In the main our success has been superb. We've got some customers who have had difficulties with their apps coping well with reboots (Servers coming up in the right orders) but we've worked with them on start up scripts so it waits for the servers to come online correctly.

With SQL, we're currently doing a couple of those manually still as everything we've tried on failover on the SQL clusters never seems to work properly... interested to see what others say here on those. Some of them just work perfectly and when the box is rebooted the failover works as expected. We've tried all sorts of comparisons and can't see the difference.

glenimp617 · 3 Aug 2018 at 08:34

Thanks, that is basically what I've ended up doing. SCCM for the patching with powershell scripts to handle the node failovers.

Did some testing yesterday which went well.

Eg: 15 node HV cluster

SCCM delivers the updates
on a set day run a batch file from a scheduled task every 2hrs for 23hrs. This checks the time, and runs a ps script against a certain hosts depending on what time it is
the ps script does all the failover, reboots and migrates resources back depending on what node it is

The reason for this is that we are currently over committed until we buy some new nodes (hopefully next month)

Conanius · 7 Aug 2018 at 17:49

I don't suppose you willing to share that Powershell script ?

[PROBLEMS TO SOLVE]
**a)** In the forum thread on cluster patching, rewrite the paragraph that begins "With SQL, we're currently" as a short bulleted list that keeps its main facts.
**b)** In the forum thread on cluster patching, how often is the batch file run, and for how long?
**c)** Write the next part of the forum thread on cluster patching, starting right after its last post.
The rows have nothing to do with what is asked here.

[DATA EXCERPTS]
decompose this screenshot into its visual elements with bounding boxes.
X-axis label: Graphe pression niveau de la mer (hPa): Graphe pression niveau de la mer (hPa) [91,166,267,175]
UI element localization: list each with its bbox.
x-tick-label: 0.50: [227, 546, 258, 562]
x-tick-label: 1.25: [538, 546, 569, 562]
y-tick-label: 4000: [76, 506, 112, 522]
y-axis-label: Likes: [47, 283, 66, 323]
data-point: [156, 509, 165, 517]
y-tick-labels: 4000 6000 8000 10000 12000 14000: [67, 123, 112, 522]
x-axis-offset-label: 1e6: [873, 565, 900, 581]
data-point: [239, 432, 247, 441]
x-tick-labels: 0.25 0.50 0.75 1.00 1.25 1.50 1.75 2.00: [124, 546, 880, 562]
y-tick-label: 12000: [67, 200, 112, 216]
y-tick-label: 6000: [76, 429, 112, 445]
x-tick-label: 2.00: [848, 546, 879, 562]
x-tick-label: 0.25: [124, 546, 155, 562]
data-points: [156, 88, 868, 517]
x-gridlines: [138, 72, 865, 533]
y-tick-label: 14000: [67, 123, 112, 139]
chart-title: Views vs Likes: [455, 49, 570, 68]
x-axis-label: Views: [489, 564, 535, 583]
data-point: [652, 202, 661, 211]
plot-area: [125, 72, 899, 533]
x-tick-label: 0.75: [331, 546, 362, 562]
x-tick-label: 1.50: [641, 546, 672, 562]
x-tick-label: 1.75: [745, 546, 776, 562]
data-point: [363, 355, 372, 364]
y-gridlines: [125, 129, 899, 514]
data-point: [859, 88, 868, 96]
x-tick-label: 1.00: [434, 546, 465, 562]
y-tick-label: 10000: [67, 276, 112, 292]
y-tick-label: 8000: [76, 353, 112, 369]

==

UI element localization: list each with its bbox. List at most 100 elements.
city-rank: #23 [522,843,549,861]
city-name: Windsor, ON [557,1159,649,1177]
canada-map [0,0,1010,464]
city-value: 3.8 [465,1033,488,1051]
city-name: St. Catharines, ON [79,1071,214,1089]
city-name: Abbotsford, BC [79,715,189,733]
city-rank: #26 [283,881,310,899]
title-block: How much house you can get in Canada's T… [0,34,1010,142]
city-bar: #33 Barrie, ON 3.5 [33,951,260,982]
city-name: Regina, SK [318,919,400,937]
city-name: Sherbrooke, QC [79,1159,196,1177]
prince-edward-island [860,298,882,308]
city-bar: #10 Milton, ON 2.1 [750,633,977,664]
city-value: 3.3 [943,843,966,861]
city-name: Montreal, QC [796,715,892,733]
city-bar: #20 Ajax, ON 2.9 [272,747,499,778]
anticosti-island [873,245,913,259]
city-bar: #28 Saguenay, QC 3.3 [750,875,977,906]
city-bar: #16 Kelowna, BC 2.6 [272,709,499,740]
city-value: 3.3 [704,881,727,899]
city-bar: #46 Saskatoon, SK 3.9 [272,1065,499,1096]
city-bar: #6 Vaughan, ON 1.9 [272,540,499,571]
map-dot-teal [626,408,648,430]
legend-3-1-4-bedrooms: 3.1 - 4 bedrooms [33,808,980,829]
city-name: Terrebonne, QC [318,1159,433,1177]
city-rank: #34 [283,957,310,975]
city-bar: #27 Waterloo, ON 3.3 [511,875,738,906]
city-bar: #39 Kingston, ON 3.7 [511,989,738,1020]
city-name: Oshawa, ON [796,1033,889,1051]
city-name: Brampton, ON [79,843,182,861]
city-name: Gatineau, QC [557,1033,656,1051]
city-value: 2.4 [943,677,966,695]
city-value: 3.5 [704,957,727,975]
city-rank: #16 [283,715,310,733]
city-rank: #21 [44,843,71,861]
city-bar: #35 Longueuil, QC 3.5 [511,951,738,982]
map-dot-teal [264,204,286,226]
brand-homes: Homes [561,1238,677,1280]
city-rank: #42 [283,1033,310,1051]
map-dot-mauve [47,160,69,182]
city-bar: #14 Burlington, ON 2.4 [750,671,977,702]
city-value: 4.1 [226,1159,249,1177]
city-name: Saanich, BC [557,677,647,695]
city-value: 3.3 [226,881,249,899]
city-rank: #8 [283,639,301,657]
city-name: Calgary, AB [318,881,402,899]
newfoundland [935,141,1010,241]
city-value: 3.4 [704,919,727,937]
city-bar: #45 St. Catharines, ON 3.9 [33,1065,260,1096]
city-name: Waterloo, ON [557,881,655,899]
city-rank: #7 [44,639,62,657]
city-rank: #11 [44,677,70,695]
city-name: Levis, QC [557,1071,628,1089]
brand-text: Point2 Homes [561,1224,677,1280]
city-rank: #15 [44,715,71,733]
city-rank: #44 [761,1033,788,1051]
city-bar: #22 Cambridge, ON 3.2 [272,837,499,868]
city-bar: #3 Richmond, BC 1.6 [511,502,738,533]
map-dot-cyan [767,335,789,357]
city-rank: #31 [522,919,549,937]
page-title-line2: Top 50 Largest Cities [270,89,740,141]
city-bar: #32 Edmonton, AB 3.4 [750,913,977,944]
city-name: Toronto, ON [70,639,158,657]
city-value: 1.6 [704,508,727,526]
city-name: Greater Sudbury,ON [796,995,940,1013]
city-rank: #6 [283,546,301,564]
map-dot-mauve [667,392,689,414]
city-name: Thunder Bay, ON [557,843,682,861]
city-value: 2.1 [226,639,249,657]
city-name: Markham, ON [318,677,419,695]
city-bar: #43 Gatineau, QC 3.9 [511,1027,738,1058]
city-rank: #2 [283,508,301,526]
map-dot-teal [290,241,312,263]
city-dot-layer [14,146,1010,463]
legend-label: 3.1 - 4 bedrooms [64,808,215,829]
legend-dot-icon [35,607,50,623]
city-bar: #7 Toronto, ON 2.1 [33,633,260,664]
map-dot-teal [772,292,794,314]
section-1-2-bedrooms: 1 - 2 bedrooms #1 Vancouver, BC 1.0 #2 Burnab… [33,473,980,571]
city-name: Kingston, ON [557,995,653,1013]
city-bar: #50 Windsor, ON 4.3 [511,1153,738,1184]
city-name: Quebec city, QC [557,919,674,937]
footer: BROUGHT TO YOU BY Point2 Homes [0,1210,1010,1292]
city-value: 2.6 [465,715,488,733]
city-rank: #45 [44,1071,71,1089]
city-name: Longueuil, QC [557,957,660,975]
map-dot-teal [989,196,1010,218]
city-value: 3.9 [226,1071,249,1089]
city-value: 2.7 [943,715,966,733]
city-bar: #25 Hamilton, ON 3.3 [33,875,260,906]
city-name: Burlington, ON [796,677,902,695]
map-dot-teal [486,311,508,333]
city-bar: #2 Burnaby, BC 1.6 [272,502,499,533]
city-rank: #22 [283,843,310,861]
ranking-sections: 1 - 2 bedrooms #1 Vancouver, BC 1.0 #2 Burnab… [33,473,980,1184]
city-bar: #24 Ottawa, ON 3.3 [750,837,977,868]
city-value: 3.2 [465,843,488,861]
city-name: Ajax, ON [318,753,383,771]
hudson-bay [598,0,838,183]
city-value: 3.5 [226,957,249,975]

...

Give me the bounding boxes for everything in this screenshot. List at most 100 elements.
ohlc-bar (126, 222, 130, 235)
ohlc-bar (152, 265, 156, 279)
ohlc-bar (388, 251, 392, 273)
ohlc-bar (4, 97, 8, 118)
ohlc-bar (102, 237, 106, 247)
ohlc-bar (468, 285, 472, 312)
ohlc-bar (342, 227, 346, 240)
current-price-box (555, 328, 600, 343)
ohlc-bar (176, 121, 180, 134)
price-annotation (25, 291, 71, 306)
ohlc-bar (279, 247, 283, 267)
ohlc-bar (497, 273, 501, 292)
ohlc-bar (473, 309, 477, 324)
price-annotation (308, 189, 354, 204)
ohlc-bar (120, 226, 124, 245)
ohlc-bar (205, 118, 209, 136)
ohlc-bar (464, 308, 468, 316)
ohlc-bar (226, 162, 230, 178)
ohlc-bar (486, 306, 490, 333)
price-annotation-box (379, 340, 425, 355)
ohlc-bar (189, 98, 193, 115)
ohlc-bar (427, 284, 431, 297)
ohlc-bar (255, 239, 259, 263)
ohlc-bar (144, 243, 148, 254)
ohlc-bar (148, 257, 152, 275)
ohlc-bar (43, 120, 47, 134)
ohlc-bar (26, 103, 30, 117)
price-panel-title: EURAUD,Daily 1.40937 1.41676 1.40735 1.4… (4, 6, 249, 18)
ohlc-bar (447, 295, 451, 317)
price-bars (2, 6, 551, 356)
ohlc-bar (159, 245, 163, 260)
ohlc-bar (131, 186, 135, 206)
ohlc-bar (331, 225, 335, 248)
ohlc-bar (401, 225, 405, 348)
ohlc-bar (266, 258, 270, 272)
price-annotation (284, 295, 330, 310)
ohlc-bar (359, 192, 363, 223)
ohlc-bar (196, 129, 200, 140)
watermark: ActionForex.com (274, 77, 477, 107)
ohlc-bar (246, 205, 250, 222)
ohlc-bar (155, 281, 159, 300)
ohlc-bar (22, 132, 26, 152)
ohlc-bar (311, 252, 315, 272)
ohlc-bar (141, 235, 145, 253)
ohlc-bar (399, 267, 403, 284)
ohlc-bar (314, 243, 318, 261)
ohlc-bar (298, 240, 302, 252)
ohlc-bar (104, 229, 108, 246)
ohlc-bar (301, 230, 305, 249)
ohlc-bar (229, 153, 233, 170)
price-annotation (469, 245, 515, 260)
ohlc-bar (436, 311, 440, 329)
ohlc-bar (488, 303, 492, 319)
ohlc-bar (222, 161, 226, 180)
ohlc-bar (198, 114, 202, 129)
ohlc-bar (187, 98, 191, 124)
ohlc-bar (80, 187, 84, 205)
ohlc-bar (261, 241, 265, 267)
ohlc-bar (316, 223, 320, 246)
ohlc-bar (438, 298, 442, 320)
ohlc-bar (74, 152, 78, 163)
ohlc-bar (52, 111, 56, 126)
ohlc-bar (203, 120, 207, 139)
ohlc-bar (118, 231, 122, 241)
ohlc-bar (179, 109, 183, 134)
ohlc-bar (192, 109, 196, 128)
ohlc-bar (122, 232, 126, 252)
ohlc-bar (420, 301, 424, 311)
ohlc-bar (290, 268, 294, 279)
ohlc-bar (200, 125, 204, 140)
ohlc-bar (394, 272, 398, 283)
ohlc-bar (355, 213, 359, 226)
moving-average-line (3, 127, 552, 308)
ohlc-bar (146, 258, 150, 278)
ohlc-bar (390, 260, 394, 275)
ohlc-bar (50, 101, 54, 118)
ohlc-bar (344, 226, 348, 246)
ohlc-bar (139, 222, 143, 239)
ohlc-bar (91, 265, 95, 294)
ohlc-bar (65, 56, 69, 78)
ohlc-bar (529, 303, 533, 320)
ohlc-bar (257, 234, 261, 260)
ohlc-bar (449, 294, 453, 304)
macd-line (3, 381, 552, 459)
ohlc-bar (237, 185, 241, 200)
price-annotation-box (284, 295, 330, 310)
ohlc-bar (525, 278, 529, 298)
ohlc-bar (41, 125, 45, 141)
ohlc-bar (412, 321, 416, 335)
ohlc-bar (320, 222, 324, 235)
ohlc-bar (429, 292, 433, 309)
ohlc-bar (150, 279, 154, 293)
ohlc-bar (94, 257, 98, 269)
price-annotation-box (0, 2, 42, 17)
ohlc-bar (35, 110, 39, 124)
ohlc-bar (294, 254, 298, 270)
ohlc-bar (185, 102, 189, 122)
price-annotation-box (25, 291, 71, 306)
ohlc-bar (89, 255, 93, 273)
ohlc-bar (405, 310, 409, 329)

[EXERCISE ANSWERS]
**a)**
- A couple of the SQL clusters are still handled by hand.
- Every failover method tried on those clusters has failed to work properly.
- Others in the thread are invited to share how they handle them.
- Some SQL clusters work perfectly, and failover goes as expected when the box is rebooted.
- Many comparisons have been made, but no difference between the working and failing clusters has been found.

**b)** Every 2 hours for 23 hours.

**c)**
glenimp617 · 9 Aug 2018 at 15:06

Conanius said:
I don't suppose you willing to share that Powershell script ?

of course. Basically we use SCCM to deliver the patches (so they show up on our weekly reports) and reboot the hosts once a month

Scheduled task runs a batch file every 1st sunday of the month starting at 7am and repeating each 2hrs for the next 23hrs

This is the batch file
=============

rem HyperV Reboot Script which runs from *NAME OF OUR SCVMM SERVER* every first Sunday of the month. It repeats every 2hrs for 23hrs
@Echo off

for /f "tokens=2 delims==" %%I in ('wmic os get localdatetime /format:list') do set datetime=%%I
set datetime=%datetime:~0,8%-%datetime:~8,6%

echo Scripts running at %datetime% >> c:\scripts\log-%datetime%.txt"

echo %time% | find /i "07:00:">nul && (
echo it's 7 o'clock so let's reboot *SERVER1* and *SERVER2* >> c:\scripts\log-%datetime%.txt"
powershell.exe -executionpolicy bypass -file c:\scripts\server1.ps1 >> c:\scripts\log-%datetime%.txt"
powershell.exe -executionpolicy bypass -file c:\scripts\server2.ps1 >> c:\scripts\log-%datetime%.txt"
)

echo %time% | find /i "09:00:">nul && (
echo it's 9 o'clock so let's reboot *SERVER3* and *SERVER4* >> c:\scripts\log-%datetime%.txt"
powershell.exe -executionpolicy bypass -file c:\scripts\server3.ps1 >> c:\scripts\log-%datetime%.txt"
powershell.exe -executionpolicy bypass -file c:\scripts\server4.ps1 >> c:\scripts\log-%datetime%.txt"
)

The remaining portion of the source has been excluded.